» **WHAT IS BEING ASKED**
Copy out each line below that has the word "corrente" in it.

** begin **

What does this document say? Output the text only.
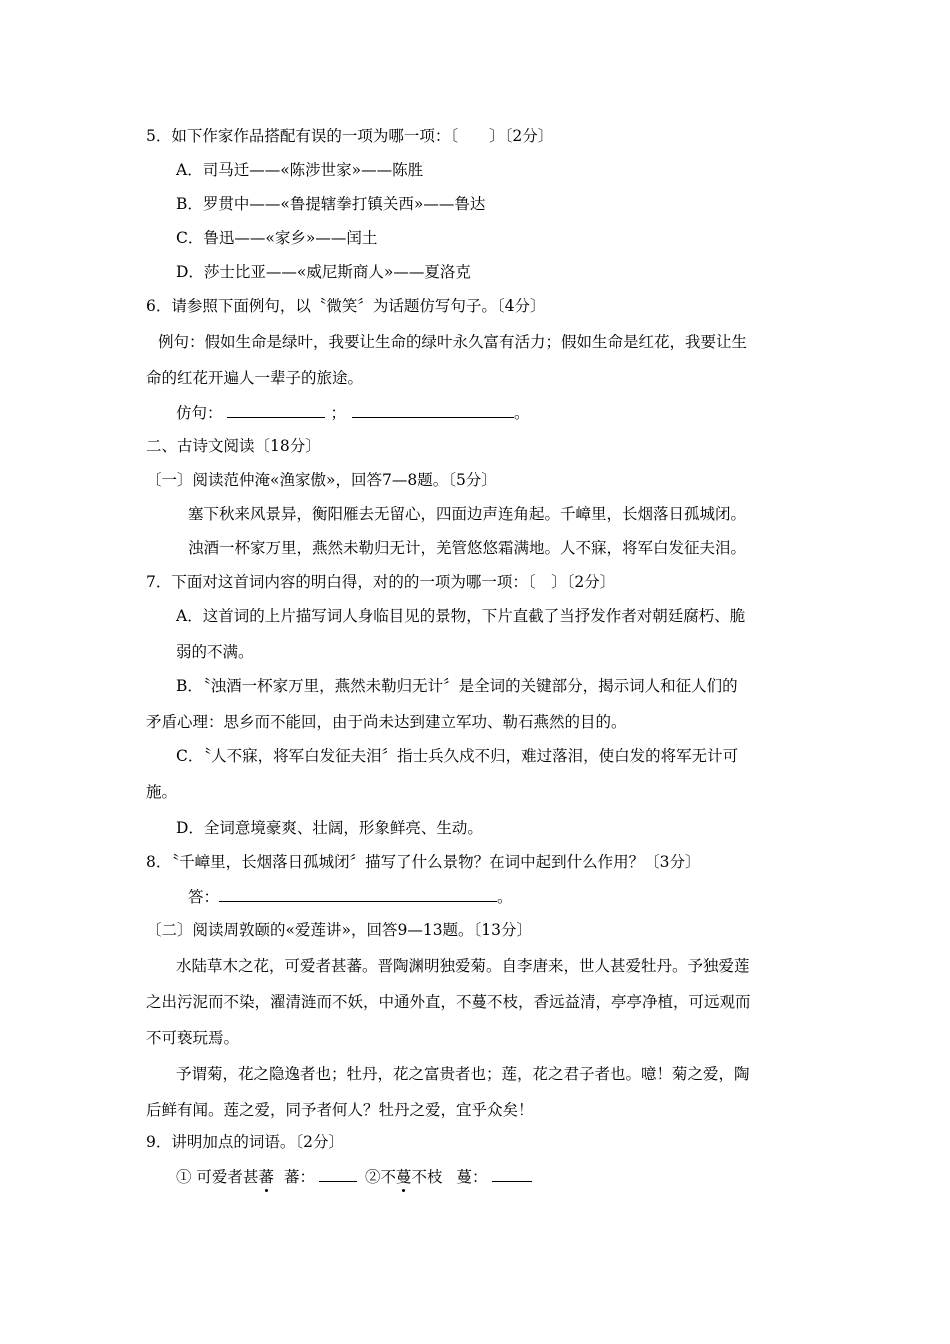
5．如下作家作品搭配有误的一项为哪一项：〔　　〕〔2分〕
A．司马迁——«陈涉世家»——陈胜
B．罗贯中——«鲁提辖拳打镇关西»——鲁达
C．鲁迅——«家乡»——闰土
D．莎士比亚——«威尼斯商人»——夏洛克
6．请参照下面例句，以〝微笑〞为话题仿写句子。〔4分〕
例句：假如生命是绿叶，我要让生命的绿叶永久富有活力；假如生命是红花，我要让生
命的红花开遍人一辈子的旅途。
仿句：	；	。
二、古诗文阅读〔18分〕
〔一〕阅读范仲淹«渔家傲»，回答7—8题。〔5分〕
塞下秋来风景异，衡阳雁去无留心，四面边声连角起。千嶂里，长烟落日孤城闭。
浊酒一杯家万里，燕然未勒归无计，羌管悠悠霜满地。人不寐，将军白发征夫泪。
7．下面对这首词内容的明白得，对的的一项为哪一项：〔　〕〔2分〕
A．这首词的上片描写词人身临目见的景物，下片直截了当抒发作者对朝廷腐朽、脆
弱的不满。
B．〝浊酒一杯家万里，燕然未勒归无计〞是全词的关键部分，揭示词人和征人们的
矛盾心理：思乡而不能回，由于尚未达到建立军功、勒石燕然的目的。
C．〝人不寐，将军白发征夫泪〞指士兵久戍不归，难过落泪，使白发的将军无计可
施。
D．全词意境豪爽、壮阔，形象鲜亮、生动。
8．〝千嶂里，长烟落日孤城闭〞描写了什么景物？在词中起到什么作用？〔3分〕
答：	。
〔二〕阅读周敦颐的«爱莲讲»，回答9—13题。〔13分〕
水陆草木之花，可爱者甚蕃。晋陶渊明独爱菊。自李唐来，世人甚爱牡丹。予独爱莲
之出污泥而不染，濯清涟而不妖，中通外直，不蔓不枝，香远益清，亭亭净植，可远观而
不可亵玩焉。
予谓菊，花之隐逸者也；牡丹，花之富贵者也；莲，花之君子者也。噫！菊之爱，陶
后鲜有闻。莲之爱，同予者何人？牡丹之爱，宜乎众矣！
9．讲明加点的词语。〔2分〕
① 可爱者甚蕃 蕃：	②不蔓不枝 蔓：
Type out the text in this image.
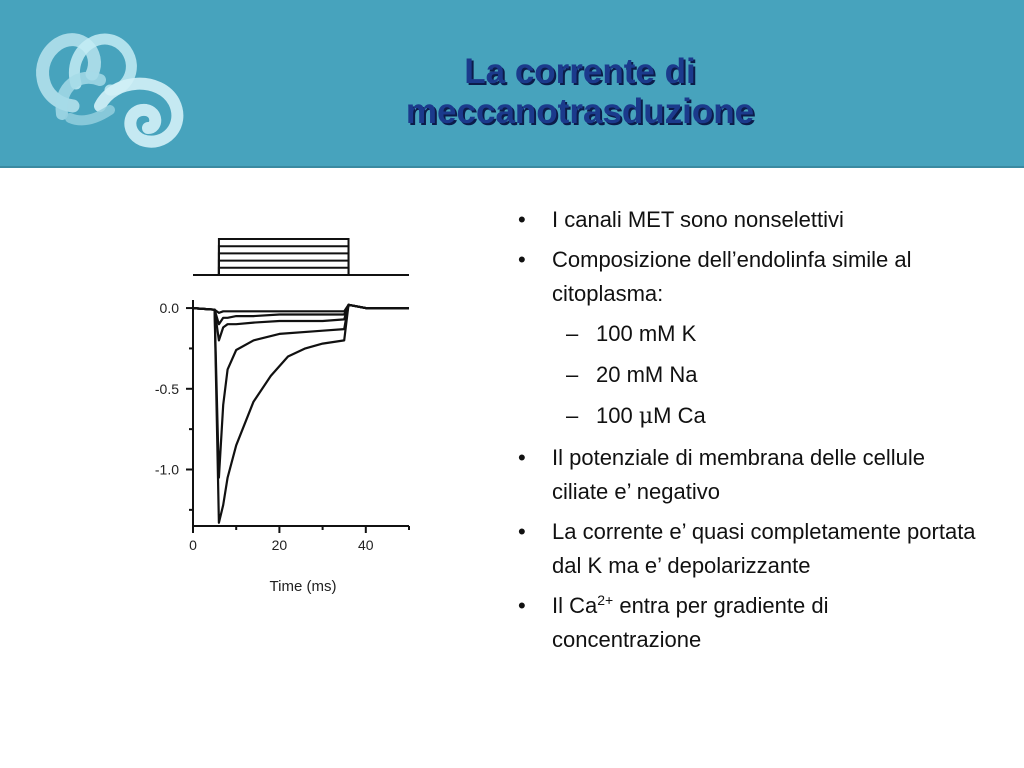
La corrente di
meccanotrasduzione
0.0
-0.5
-1.0
0	20	40
Time (ms)
• I canali MET sono nonselettivi
• Composizione dell’endolinfa simile al citoplasma:
– 100 mM K
– 20 mM Na
– 100 μM Ca
• Il potenziale di membrana delle cellule ciliate e’ negativo
• La corrente e’ quasi completamente portata dal K ma e’ depolarizzante
• Il $Ca^{2+}$ entra per gradiente di concentrazione
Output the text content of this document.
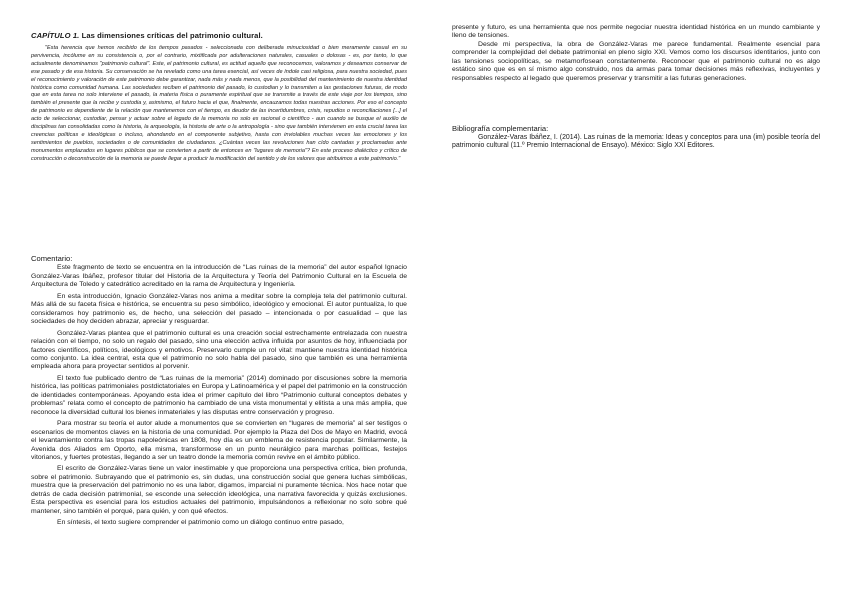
CAPÍTULO 1. Las dimensiones críticas del patrimonio cultural.

"Esta herencia que hemos recibido de los tiempos pasados - seleccionada con deliberada minuciosidad o bien meramente casual en su pervivencia, incólume en su consistencia o, por el contrario, mixtificada por adulteraciones naturales, casuales o dolosas - es, por tanto, lo que actualmente denominamos "patrimonio cultural". Este, el patrimonio cultural, es actitud aquello que reconocemos, valoramos y deseamos conservar de ese pasado y de esa historia. Su conservación se ha revelado como una tarea esencial, así veces de índole casi religiosa, para nuestra sociedad, pues el reconocimiento y valoración de este patrimonio debe garantizar, nada más y nada menos, que la posibilidad del mantenimiento de nuestra identidad histórica como comunidad humana. Las sociedades reciben el patrimonio del pasado, lo custodian y lo transmiten a las gestaciones futuras, de modo que en esta tarea no solo interviene el pasado, la materia física o puramente espiritual que se transmite a través de este viaje por los tiempos, sino también el presente que la recibe y custodia y, asimismo, el futuro hacia el que, finalmente, encauzamos todas nuestras acciones. Por eso el concepto de patrimonio es dependiente de la relación que mantenemos con el tiempo, es deudor de las incertidumbres, crisis, repudios o reconciliaciones [...] el acto de seleccionar, custodiar, pensar y actuar sobre el legado de la memoria no solo es racional o científico - aun cuando se busque el auxilio de disciplinas tan consolidadas como la historia, la arqueología, la historia de arte o la antropología - sino que también intervienen en esta crucial tarea las creencias políticas e ideológicas o incluso, ahondando en el componente subjetivo, hasta con inviolables muchas veces las emociones y los sentimientos de pueblos, sociedades o de comunidades de ciudadanos. ¿Cuántas veces las revoluciones han cído cantadas y proclamadas ante monumentos emplazados en lugares públicos que se convierten a partir de entonces en "lugares de memoria"? En este proceso dialéctico y crítico de construcción o deconstrucción de la memoria se puede llegar a producir la modificación del sentido y de los valores que atribuimos a este patrimonio."

Comentario:

Este fragmento de texto se encuentra en la introducción de “Las ruinas de la memoria” del autor español Ignacio González-Varas Ibáñez, profesor titular del Historia de la Arquitectura y Teoría del Patrimonio Cultural en la Escuela de Arquitectura de Toledo y catedrático acreditado en la rama de Arquitectura y Ingeniería.

En esta introducción, Ignacio González-Varas nos anima a meditar sobre la compleja tela del patrimonio cultural. Más allá de su faceta física e histórica, se encuentra su peso simbólico, ideológico y emocional. El autor puntualiza, lo que consideramos hoy patrimonio es, de hecho, una selección del pasado – intencionada o por casualidad – que las sociedades de hoy deciden abrazar, apreciar y resguardar.

González-Varas plantea que el patrimonio cultural es una creación social estrechamente entrelazada con nuestra relación con el tiempo, no solo un regalo del pasado, sino una elección activa influida por asuntos de hoy, influenciada por factores científicos, políticos, ideológicos y emotivos. Preservarlo cumple un rol vital: mantiene nuestra identidad histórica como conjunto. La idea central, esta que el patrimonio no solo habla del pasado, sino que también es una herramienta empleada ahora para proyectar sentidos al porvenir.

El texto fue publicado dentro de “Las ruinas de la memoria” (2014) dominado por discusiones sobre la memoria histórica, las políticas patrimoniales postdictatoriales en Europa y Latinoamérica y el papel del patrimonio en la construcción de identidades contemporáneas. Apoyando esta idea el primer capítulo del libro “Patrimonio cultural conceptos debates y problemas” relata como el concepto de patrimonio ha cambiado de una vista monumental y elitista a una más amplia, que reconoce la diversidad cultural los bienes inmateriales y las disputas entre conservación y progreso.

Para mostrar su teoría el autor alude a monumentos que se convierten en “lugares de memoria” al ser testigos o escenarios de momentos claves en la historia de una comunidad. Por ejemplo la Plaza del Dos de Mayo en Madrid, evocá el levantamiento contra las tropas napoleónicas en 1808, hoy día es un emblema de resistencia popular. Similarmente, la Avenida dos Aliados em Oporto, ella misma, transformose en un punto neurálgico para marchas políticas, festejos vitorianos, y fuertes protestas, llegando a ser un teatro donde la memoria común revive en el ámbito público.

El escrito de González-Varas tiene un valor inestimable y que proporciona una perspectiva crítica, bien profunda, sobre el patrimonio. Subrayando que el patrimonio es, sin dudas, una construcción social que genera luchas simbólicas, muestra que la preservación del patrimonio no es una labor, digamos, imparcial ni puramente técnica. Nos hace notar que detrás de cada decisión patrimonial, se esconde una selección ideológica, una narrativa favorecida y quizás exclusiones. Esta perspectiva es esencial para los estudios actuales del patrimonio, impulsándonos a reflexionar no solo sobre qué mantener, sino también el porqué, para quién, y con qué efectos.

En síntesis, el texto sugiere comprender el patrimonio como un diálogo continuo entre pasado,

presente y futuro, es una herramienta que nos permite negociar nuestra identidad histórica en un mundo cambiante y lleno de tensiones.

Desde mi perspectiva, la obra de González-Varas me parece fundamental. Realmente esencial para comprender la complejidad del debate patrimonial en pleno siglo XXI. Vemos como los discursos identitarios, junto con las tensiones sociopolíticas, se metamorfosean constantemente. Reconocer que el patrimonio cultural no es algo estático sino que es en sí mismo algo construido, nos da armas para tomar decisiones más reflexivas, incluyentes y responsables respecto al legado que queremos preservar y transmitir a las futuras generaciones.

Bibliografía complementaria:
González-Varas Ibáñez, I. (2014). Las ruinas de la memoria: Ideas y conceptos para una (im) posible teoría del patrimonio cultural (11.º Premio Internacional de Ensayo). México: Siglo XXI Editores.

** end **

» **TASK OUTPUT**
La corrente di
• La corrente e’ quasi completamente portata dal K ma e’ depolarizzante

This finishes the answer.